All of the material below is to be returned exactly.

[Stored rows]
★ ★ ★

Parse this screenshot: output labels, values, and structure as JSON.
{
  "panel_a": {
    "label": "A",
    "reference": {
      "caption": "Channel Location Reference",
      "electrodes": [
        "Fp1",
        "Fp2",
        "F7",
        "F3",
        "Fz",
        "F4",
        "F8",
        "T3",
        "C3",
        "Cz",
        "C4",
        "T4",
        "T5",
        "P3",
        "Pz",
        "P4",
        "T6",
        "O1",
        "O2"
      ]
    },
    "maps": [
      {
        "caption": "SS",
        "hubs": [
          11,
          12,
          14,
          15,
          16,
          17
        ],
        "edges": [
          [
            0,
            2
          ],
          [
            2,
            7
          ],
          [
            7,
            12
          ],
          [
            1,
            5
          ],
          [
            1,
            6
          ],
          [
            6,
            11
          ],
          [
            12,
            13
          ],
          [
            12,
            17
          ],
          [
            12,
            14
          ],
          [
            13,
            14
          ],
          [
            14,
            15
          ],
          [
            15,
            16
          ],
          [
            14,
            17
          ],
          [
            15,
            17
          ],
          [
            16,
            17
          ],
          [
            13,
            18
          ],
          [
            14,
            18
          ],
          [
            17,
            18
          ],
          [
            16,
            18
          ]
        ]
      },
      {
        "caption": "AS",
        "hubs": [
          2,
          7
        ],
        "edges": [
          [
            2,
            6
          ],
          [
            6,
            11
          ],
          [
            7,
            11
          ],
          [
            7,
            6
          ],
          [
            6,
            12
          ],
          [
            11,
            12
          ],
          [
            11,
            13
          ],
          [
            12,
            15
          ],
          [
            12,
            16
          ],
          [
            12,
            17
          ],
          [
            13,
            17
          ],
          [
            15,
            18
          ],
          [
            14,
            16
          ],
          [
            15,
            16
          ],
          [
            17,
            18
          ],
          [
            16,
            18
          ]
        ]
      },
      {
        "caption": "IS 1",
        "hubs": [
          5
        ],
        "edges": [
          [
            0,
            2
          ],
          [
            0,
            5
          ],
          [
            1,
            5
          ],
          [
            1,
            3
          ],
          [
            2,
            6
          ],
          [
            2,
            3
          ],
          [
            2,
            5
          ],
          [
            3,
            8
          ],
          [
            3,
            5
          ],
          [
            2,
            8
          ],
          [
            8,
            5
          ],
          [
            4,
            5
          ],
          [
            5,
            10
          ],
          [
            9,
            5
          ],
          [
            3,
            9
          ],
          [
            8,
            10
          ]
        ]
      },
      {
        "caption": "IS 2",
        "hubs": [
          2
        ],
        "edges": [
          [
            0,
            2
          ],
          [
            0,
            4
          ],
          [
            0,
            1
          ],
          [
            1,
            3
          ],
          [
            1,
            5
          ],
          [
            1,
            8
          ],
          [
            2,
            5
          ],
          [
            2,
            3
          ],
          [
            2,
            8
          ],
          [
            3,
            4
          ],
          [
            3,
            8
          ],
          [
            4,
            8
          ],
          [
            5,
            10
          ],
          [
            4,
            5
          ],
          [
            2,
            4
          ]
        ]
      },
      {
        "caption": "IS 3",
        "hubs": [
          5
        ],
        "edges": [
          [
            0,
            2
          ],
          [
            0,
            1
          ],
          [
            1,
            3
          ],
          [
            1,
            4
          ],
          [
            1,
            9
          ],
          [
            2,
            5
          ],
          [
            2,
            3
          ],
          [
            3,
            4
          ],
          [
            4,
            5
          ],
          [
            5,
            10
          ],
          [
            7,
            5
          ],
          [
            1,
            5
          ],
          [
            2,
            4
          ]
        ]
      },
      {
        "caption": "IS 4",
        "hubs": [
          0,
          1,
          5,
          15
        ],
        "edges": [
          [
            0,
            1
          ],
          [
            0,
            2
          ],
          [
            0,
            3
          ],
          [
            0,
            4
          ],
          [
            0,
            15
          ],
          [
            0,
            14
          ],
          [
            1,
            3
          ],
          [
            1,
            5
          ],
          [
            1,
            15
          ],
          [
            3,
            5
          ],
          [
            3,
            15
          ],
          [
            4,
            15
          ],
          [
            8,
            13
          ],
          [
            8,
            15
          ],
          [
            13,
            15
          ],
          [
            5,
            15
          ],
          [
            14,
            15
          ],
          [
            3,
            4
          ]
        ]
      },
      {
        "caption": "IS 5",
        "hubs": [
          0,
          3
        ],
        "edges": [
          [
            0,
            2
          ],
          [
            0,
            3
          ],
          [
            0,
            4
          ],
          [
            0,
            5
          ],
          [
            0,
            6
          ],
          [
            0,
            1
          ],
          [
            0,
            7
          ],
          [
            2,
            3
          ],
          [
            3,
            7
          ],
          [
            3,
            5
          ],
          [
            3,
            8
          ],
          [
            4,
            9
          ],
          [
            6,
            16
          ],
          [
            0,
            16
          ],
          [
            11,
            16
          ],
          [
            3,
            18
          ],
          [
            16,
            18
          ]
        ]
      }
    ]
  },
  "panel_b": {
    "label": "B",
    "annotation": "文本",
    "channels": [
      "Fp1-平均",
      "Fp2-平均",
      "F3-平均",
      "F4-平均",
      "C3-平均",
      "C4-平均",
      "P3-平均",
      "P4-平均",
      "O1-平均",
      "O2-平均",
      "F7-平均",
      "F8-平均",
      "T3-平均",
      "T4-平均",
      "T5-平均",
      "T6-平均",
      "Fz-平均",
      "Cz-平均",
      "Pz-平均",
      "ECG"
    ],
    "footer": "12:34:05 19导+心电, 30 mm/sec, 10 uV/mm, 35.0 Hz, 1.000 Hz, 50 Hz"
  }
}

★ ★ ★

[Finished answer]
Parse this screenshot: output labels, values, and structure as JSON.
{
  "panel_a": {
    "label": "A",
    "reference": {
      "caption": "Channel Location Reference",
      "electrodes": [
        "Fp1",
        "Fp2",
        "F7",
        "F3",
        "Fz",
        "F4",
        "F8",
        "T3",
        "C3",
        "Cz",
        "C4",
        "T4",
        "T5",
        "P3",
        "Pz",
        "P4",
        "T6",
        "O1",
        "O2"
      ]
    },
    "maps": [
      {
        "caption": "SS",
        "hubs": [
          11,
          12,
          14,
          15,
          16,
          17
        ],
        "edges": [
          [
            0,
            2
          ],
          [
            2,
            7
          ],
          [
            7,
            12
          ],
          [
            1,
            5
          ],
          [
            1,
            6
          ],
          [
            6,
            11
          ],
          [
            12,
            13
          ],
          [
            12,
            17
          ],
          [
            12,
            14
          ],
          [
            13,
            14
          ],
          [
            14,
            15
          ],
          [
            15,
            16
          ],
          [
            14,
            17
          ],
          [
            15,
            17
          ],
          [
            16,
            17
          ],
          [
            13,
            18
          ],
          [
            14,
            18
          ],
          [
            17,
            18
          ],
          [
            16,
            18
          ]
        ]
      },
      {
        "caption": "AS",
        "hubs": [
          2,
          7
        ],
        "edges": [
          [
            2,
            6
          ],
          [
            6,
            11
          ],
          [
            7,
            11
          ],
          [
            7,
            6
          ],
          [
            6,
            12
          ],
          [
            11,
            12
          ],
          [
            11,
            13
          ],
          [
            12,
            15
          ],
          [
            12,
            16
          ],
          [
            12,
            17
          ],
          [
            13,
            17
          ],
          [
            15,
            18
          ],
          [
            14,
            16
          ],
          [
            15,
            16
          ],
          [
            17,
            18
          ],
          [
            16,
            18
          ]
        ]
      },
      {
        "caption": "IS 1",
        "hubs": [
          5
        ],
        "edges": [
          [
            0,
            2
          ],
          [
            0,
            5
          ],
          [
            1,
            5
          ],
          [
            1,
            3
          ],
          [
            2,
            6
          ],
          [
            2,
            3
          ],
          [
            2,
            5
          ],
          [
            3,
            8
          ],
          [
            3,
            5
          ],
          [
            2,
            8
          ],
          [
            8,
            5
          ],
          [
            4,
            5
          ],
          [
            5,
            10
          ],
          [
            9,
            5
          ],
          [
            3,
            9
          ],
          [
            8,
            10
          ]
        ]
      },
      {
        "caption": "IS 2",
        "hubs": [
          2
        ],
        "edges": [
          [
            0,
            2
          ],
          [
            0,
            4
          ],
          [
            0,
            1
          ],
          [
            1,
            3
          ],
          [
            1,
            5
          ],
          [
            1,
            8
          ],
          [
            2,
            5
          ],
          [
            2,
            3
          ],
          [
            2,
            8
          ],
          [
            3,
            4
          ],
          [
            3,
            8
          ],
          [
            4,
            8
          ],
          [
            5,
            10
          ],
          [
            4,
            5
          ],
          [
            2,
            4
          ]
        ]
      },
      {
        "caption": "IS 3",
        "hubs": [
          5
        ],
        "edges": [
          [
            0,
            2
          ],
          [
            0,
            1
          ],
          [
            1,
            3
          ],
          [
            1,
            4
          ],
          [
            1,
            9
          ],
          [
            2,
            5
          ],
          [
            2,
            3
          ],
          [
            3,
            4
          ],
          [
            4,
            5
          ],
          [
            5,
            10
          ],
          [
            7,
            5
          ],
          [
            1,
            5
          ],
          [
            2,
            4
          ]
        ]
      },
      {
        "caption": "IS 4",
        "hubs": [
          0,
          1,
          5,
          15
        ],
        "edges": [
          [
            0,
            1
          ],
          [
            0,
            2
          ],
          [
            0,
            3
          ],
          [
            0,
            4
          ],
          [
            0,
            15
          ],
          [
            0,
            14
          ],
          [
            1,
            3
          ],
          [
            1,
            5
          ],
          [
            1,
            15
          ],
          [
            3,
            5
          ],
          [
            3,
            15
          ],
          [
            4,
            15
          ],
          [
            8,
            13
          ],
          [
            8,
            15
          ],
          [
            13,
            15
          ],
          [
            5,
            15
          ],
          [
            14,
            15
          ],
          [
            3,
            4
          ]
        ]
      },
      {
        "caption": "IS 5",
        "hubs": [
          0,
          3
        ],
        "edges": [
          [
            0,
            2
          ],
          [
            0,
            3
          ],
          [
            0,
            4
          ],
          [
            0,
            5
          ],
          [
            0,
            6
          ],
          [
            0,
            1
          ],
          [
            0,
            7
          ],
          [
            2,
            3
          ],
          [
            3,
            7
          ],
          [
            3,
            5
          ],
          [
            3,
            8
          ],
          [
            4,
            9
          ],
          [
            6,
            16
          ],
          [
            0,
            16
          ],
          [
            11,
            16
          ],
          [
            3,
            18
          ],
          [
            16,
            18
          ]
        ]
      }
    ]
  },
  "panel_b": {
    "label": "B",
    "annotation": "文本",
    "channels": [
      "Fp1-平均",
      "Fp2-平均",
      "F3-平均",
      "F4-平均",
      "C3-平均",
      "C4-平均",
      "P3-平均",
      "P4-平均",
      "O1-平均",
      "O2-平均",
      "F7-平均",
      "F8-平均",
      "T3-平均",
      "T4-平均",
      "T5-平均",
      "T6-平均",
      "Fz-平均",
      "Cz-平均",
      "Pz-平均",
      "ECG"
    ],
    "footer": "12:34:05 19导+心电, 30 mm/sec, 10 uV/mm, 35.0 Hz, 1.000 Hz, 50 Hz"
  }
}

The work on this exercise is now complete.